*Exercise material*.
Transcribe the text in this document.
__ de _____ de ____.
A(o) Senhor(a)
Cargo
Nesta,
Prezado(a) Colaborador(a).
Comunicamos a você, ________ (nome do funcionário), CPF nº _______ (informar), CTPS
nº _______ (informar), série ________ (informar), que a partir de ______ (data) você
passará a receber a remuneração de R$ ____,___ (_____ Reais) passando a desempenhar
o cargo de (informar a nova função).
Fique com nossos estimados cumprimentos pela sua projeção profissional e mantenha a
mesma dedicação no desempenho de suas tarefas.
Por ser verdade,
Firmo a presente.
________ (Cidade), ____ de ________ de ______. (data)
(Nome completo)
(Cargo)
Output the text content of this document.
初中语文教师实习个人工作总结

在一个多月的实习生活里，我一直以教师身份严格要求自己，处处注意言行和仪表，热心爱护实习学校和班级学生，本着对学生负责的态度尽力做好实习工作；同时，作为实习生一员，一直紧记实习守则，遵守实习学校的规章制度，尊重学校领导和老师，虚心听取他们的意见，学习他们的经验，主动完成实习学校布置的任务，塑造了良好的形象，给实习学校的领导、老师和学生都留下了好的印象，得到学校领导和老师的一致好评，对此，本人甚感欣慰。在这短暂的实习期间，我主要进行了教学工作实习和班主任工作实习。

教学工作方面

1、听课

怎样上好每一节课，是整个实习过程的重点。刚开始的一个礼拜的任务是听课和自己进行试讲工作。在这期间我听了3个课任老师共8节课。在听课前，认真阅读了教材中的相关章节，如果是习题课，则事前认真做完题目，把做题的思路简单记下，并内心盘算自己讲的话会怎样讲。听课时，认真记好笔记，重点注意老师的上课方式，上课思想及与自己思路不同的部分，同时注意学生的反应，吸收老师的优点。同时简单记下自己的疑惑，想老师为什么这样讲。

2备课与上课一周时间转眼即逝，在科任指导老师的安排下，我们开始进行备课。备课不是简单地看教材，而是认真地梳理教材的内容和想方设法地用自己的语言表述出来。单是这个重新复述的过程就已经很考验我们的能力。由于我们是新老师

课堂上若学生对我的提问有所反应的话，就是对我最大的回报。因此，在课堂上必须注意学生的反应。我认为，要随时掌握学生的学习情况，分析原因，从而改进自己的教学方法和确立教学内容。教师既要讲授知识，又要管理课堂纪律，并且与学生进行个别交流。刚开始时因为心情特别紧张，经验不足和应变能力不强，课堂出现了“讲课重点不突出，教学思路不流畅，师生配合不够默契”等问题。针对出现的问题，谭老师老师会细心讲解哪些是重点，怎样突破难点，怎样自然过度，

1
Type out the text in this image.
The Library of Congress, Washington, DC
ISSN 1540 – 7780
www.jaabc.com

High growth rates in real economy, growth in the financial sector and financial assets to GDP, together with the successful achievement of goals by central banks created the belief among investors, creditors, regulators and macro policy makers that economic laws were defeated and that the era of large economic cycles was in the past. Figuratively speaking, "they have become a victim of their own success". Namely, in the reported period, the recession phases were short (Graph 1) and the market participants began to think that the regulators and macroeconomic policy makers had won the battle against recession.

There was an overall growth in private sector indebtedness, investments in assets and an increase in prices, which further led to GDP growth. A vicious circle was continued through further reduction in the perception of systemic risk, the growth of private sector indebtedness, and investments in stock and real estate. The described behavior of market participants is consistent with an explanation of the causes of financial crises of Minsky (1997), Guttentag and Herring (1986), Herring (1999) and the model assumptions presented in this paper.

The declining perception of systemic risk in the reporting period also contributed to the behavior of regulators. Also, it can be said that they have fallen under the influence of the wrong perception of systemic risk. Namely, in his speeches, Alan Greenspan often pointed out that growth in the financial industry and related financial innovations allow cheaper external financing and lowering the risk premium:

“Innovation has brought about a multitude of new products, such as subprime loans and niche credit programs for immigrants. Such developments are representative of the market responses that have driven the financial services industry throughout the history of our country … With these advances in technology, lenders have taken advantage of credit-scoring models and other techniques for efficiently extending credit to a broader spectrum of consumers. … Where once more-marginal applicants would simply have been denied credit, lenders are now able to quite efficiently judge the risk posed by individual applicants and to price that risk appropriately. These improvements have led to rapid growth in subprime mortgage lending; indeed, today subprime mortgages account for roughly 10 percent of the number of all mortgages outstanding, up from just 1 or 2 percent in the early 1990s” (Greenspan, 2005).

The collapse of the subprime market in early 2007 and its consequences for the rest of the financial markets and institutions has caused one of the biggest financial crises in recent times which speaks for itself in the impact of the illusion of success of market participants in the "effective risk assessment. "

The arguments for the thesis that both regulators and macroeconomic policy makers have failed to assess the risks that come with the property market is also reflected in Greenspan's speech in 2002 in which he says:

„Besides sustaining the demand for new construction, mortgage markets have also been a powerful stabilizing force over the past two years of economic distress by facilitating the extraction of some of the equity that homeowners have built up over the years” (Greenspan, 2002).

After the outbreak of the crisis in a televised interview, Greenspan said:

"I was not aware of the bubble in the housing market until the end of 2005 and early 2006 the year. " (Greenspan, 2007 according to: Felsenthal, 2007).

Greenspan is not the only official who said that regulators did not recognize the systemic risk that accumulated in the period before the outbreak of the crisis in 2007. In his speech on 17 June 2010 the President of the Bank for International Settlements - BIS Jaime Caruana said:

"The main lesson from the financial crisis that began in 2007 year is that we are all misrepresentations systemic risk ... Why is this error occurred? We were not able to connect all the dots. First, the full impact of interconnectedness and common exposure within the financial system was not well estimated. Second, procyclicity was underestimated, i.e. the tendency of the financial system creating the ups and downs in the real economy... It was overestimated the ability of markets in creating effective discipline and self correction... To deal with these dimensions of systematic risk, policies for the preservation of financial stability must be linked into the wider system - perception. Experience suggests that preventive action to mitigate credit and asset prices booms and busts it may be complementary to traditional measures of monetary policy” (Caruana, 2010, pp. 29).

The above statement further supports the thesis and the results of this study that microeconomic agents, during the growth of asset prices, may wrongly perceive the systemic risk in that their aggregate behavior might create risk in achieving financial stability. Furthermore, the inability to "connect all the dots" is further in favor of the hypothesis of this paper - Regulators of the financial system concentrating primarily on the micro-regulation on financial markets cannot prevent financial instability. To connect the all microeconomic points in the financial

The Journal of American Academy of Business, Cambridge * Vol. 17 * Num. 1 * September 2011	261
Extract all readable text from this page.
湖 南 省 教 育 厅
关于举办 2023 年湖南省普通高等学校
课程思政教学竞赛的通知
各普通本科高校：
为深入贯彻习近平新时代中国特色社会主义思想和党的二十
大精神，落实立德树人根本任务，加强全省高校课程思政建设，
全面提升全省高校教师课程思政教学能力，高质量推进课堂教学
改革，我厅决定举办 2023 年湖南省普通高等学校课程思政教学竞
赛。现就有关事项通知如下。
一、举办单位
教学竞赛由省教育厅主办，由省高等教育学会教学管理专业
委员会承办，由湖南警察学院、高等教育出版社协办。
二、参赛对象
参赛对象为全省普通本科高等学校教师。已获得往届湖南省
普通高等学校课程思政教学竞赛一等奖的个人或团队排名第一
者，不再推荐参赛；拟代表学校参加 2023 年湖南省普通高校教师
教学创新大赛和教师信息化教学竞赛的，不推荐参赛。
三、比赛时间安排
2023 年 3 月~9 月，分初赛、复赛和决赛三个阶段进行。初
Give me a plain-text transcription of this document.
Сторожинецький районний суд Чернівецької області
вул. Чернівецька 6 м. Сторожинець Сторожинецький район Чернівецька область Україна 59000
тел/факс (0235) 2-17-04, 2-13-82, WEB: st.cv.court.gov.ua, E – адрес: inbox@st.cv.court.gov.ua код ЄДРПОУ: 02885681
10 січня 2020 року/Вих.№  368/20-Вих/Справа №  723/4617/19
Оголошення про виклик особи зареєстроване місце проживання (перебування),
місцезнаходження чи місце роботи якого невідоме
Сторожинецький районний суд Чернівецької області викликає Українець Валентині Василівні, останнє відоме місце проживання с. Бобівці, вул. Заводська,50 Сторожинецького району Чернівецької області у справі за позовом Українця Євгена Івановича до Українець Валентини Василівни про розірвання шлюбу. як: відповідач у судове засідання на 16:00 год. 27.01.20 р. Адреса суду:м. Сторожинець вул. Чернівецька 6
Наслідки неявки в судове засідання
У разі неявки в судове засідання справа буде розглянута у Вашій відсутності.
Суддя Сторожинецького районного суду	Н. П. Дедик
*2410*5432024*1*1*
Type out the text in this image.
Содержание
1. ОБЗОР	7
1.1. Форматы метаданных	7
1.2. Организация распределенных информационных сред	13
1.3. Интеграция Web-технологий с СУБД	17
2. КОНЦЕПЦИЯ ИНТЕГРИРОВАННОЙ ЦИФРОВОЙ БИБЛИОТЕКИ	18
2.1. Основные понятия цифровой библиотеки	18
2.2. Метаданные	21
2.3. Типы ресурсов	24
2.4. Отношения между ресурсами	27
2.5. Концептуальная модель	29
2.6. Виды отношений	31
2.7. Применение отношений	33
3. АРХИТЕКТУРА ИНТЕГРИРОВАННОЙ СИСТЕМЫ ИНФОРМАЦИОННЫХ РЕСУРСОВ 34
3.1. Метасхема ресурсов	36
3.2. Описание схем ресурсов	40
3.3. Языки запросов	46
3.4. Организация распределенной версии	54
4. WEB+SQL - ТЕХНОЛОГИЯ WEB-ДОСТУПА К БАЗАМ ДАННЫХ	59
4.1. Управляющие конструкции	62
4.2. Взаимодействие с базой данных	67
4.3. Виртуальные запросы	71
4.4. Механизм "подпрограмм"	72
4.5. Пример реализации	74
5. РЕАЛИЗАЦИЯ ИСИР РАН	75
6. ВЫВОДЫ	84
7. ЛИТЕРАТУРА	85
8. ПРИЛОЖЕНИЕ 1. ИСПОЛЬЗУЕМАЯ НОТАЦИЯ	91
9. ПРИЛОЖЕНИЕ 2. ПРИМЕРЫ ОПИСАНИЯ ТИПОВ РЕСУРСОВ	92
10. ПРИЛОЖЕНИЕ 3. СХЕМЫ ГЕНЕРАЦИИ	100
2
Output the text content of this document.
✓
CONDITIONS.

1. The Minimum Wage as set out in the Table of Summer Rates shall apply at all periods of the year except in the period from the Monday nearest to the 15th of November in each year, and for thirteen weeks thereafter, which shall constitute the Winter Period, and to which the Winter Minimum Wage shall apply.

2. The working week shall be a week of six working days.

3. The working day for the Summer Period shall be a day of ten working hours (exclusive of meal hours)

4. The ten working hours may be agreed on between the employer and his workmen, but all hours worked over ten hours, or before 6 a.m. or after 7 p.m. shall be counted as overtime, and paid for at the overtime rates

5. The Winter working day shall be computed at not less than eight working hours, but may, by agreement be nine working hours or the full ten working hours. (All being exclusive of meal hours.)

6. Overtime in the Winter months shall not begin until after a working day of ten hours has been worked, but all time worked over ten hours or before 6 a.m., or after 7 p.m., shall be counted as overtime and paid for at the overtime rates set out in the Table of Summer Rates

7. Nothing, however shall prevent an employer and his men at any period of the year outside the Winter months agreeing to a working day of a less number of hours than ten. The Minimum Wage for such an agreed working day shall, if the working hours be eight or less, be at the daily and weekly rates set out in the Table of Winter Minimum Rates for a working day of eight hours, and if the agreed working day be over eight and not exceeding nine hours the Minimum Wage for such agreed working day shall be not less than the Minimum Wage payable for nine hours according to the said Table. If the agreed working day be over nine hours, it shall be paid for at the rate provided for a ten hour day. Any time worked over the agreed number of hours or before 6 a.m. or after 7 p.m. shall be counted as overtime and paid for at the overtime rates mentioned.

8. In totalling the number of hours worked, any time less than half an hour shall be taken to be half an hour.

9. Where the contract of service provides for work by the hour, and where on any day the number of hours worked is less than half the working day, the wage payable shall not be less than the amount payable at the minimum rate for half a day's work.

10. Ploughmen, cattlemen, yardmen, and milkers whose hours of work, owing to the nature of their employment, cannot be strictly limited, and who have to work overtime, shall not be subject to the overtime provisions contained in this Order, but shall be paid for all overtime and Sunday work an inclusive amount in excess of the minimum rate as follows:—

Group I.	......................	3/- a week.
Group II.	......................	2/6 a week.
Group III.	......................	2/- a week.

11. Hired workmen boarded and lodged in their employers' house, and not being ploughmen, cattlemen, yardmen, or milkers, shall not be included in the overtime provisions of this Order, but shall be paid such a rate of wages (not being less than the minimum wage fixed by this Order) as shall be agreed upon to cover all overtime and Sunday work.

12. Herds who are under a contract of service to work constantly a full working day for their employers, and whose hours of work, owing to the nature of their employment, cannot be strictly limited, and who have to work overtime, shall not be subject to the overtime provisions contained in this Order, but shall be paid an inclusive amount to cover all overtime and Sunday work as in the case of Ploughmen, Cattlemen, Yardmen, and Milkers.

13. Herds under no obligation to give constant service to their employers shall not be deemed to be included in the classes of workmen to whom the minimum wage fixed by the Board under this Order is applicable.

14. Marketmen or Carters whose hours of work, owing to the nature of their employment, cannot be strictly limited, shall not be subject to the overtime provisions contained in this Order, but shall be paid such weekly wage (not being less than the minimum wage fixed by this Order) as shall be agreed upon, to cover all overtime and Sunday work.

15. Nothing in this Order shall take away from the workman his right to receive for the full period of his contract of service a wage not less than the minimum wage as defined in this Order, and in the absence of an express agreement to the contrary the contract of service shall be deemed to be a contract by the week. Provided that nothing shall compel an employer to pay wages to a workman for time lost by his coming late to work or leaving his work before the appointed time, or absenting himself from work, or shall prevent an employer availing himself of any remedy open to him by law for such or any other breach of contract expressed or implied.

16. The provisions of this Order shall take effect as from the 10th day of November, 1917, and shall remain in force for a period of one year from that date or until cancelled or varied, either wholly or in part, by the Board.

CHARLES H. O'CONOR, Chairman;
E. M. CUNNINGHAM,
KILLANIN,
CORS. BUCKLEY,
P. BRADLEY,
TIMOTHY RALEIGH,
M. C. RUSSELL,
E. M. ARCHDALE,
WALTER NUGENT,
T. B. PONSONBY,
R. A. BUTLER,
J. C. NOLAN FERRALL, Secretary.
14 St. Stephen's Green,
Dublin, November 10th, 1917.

*Required task*. Report only the count of lines that include the string "text".

*Answer to the task*. 7